◆ EXERCISE TASK
Will you quote all of the entries, word for word?

◆ DATA SHOWN
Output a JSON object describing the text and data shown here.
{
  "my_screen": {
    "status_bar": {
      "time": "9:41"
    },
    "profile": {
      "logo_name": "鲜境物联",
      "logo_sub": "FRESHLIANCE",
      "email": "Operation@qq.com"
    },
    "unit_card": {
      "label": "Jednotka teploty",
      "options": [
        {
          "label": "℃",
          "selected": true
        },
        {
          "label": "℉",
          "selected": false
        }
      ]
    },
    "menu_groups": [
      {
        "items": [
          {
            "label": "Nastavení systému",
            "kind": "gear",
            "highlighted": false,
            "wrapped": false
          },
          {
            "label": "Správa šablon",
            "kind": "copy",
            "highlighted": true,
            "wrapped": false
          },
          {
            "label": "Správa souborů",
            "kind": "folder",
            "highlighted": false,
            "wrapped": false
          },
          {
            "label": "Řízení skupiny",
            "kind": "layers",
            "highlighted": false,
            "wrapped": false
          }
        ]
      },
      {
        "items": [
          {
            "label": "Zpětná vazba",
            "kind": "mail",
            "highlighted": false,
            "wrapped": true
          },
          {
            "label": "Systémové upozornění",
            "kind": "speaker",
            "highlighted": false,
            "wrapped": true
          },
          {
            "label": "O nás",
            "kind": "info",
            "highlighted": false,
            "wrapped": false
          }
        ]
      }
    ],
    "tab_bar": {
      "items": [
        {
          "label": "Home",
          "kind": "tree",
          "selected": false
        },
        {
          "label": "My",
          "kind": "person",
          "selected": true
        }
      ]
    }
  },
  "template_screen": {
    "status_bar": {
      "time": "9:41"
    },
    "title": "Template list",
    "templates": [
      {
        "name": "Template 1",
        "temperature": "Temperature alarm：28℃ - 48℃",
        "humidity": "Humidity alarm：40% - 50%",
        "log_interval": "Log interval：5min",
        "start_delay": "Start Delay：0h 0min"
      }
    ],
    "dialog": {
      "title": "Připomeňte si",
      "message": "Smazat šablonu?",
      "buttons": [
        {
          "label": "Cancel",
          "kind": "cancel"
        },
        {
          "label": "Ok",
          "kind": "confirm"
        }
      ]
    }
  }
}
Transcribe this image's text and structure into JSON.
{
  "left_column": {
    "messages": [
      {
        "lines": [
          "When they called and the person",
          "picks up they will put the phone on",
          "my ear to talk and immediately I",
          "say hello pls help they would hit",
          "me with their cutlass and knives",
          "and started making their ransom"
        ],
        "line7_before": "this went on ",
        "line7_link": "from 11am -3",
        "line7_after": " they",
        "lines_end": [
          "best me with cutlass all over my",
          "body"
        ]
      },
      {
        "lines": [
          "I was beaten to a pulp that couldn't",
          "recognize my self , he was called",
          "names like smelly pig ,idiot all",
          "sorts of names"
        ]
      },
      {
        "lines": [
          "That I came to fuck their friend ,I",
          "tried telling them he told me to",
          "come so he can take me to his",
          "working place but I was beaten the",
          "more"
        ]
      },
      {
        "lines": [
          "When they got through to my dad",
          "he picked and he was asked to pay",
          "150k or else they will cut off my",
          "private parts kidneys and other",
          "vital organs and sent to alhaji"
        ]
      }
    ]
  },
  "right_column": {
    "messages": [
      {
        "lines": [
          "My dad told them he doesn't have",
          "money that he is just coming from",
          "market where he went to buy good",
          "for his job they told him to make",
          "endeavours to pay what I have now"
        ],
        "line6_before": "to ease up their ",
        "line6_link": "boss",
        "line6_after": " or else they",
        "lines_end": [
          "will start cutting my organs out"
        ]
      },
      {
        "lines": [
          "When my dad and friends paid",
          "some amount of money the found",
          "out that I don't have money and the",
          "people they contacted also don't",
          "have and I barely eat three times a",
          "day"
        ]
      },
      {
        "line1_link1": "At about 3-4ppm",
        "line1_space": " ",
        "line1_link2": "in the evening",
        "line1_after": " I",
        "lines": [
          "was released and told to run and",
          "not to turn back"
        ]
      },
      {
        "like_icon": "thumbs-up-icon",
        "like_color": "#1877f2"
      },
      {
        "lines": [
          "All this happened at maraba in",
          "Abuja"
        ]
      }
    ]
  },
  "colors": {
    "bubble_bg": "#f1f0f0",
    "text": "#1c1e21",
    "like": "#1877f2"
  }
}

◆ RESPONSE TO THIS TASK
Output a JSON object describing the text and data shown here.
{
  "my_screen": {
    "status_bar": {
      "time": "9:41"
    },
    "profile": {
      "logo_name": "鲜境物联",
      "logo_sub": "FRESHLIANCE",
      "email": "Operation@qq.com"
    },
    "unit_card": {
      "label": "Jednotka teploty",
      "options": [
        {
          "label": "℃",
          "selected": true
        },
        {
          "label": "℉",
          "selected": false
        }
      ]
    },
    "menu_groups": [
      {
        "items": [
          {
            "label": "Nastavení systému",
            "kind": "gear",
            "highlighted": false,
            "wrapped": false
          },
          {
            "label": "Správa šablon",
            "kind": "copy",
            "highlighted": true,
            "wrapped": false
          },
          {
            "label": "Správa souborů",
            "kind": "folder",
            "highlighted": false,
            "wrapped": false
          },
          {
            "label": "Řízení skupiny",
            "kind": "layers",
            "highlighted": false,
            "wrapped": false
          }
        ]
      },
      {
        "items": [
          {
            "label": "Zpětná vazba",
            "kind": "mail",
            "highlighted": false,
            "wrapped": true
          },
          {
            "label": "Systémové upozornění",
            "kind": "speaker",
            "highlighted": false,
            "wrapped": true
          },
          {
            "label": "O nás",
            "kind": "info",
            "highlighted": false,
            "wrapped": false
          }
        ]
      }
    ],
    "tab_bar": {
      "items": [
        {
          "label": "Home",
          "kind": "tree",
          "selected": false
        },
        {
          "label": "My",
          "kind": "person",
          "selected": true
        }
      ]
    }
  },
  "template_screen": {
    "status_bar": {
      "time": "9:41"
    },
    "title": "Template list",
    "templates": [
      {
        "name": "Template 1",
        "temperature": "Temperature alarm：28℃ - 48℃",
        "humidity": "Humidity alarm：40% - 50%",
        "log_interval": "Log interval：5min",
        "start_delay": "Start Delay：0h 0min"
      }
    ],
    "dialog": {
      "title": "Připomeňte si",
      "message": "Smazat šablonu?",
      "buttons": [
        {
          "label": "Cancel",
          "kind": "cancel"
        },
        {
          "label": "Ok",
          "kind": "confirm"
        }
      ]
    }
  }
}
Transcribe this image's text and structure into JSON.
{
  "left_column": {
    "messages": [
      {
        "lines": [
          "When they called and the person",
          "picks up they will put the phone on",
          "my ear to talk and immediately I",
          "say hello pls help they would hit",
          "me with their cutlass and knives",
          "and started making their ransom"
        ],
        "line7_before": "this went on ",
        "line7_link": "from 11am -3",
        "line7_after": " they",
        "lines_end": [
          "best me with cutlass all over my",
          "body"
        ]
      },
      {
        "lines": [
          "I was beaten to a pulp that couldn't",
          "recognize my self , he was called",
          "names like smelly pig ,idiot all",
          "sorts of names"
        ]
      },
      {
        "lines": [
          "That I came to fuck their friend ,I",
          "tried telling them he told me to",
          "come so he can take me to his",
          "working place but I was beaten the",
          "more"
        ]
      },
      {
        "lines": [
          "When they got through to my dad",
          "he picked and he was asked to pay",
          "150k or else they will cut off my",
          "private parts kidneys and other",
          "vital organs and sent to alhaji"
        ]
      }
    ]
  },
  "right_column": {
    "messages": [
      {
        "lines": [
          "My dad told them he doesn't have",
          "money that he is just coming from",
          "market where he went to buy good",
          "for his job they told him to make",
          "endeavours to pay what I have now"
        ],
        "line6_before": "to ease up their ",
        "line6_link": "boss",
        "line6_after": " or else they",
        "lines_end": [
          "will start cutting my organs out"
        ]
      },
      {
        "lines": [
          "When my dad and friends paid",
          "some amount of money the found",
          "out that I don't have money and the",
          "people they contacted also don't",
          "have and I barely eat three times a",
          "day"
        ]
      },
      {
        "line1_link1": "At about 3-4ppm",
        "line1_space": " ",
        "line1_link2": "in the evening",
        "line1_after": " I",
        "lines": [
          "was released and told to run and",
          "not to turn back"
        ]
      },
      {
        "like_icon": "thumbs-up-icon",
        "like_color": "#1877f2"
      },
      {
        "lines": [
          "All this happened at maraba in",
          "Abuja"
        ]
      }
    ]
  },
  "colors": {
    "bubble_bg": "#f1f0f0",
    "text": "#1c1e21",
    "like": "#1877f2"
  }
}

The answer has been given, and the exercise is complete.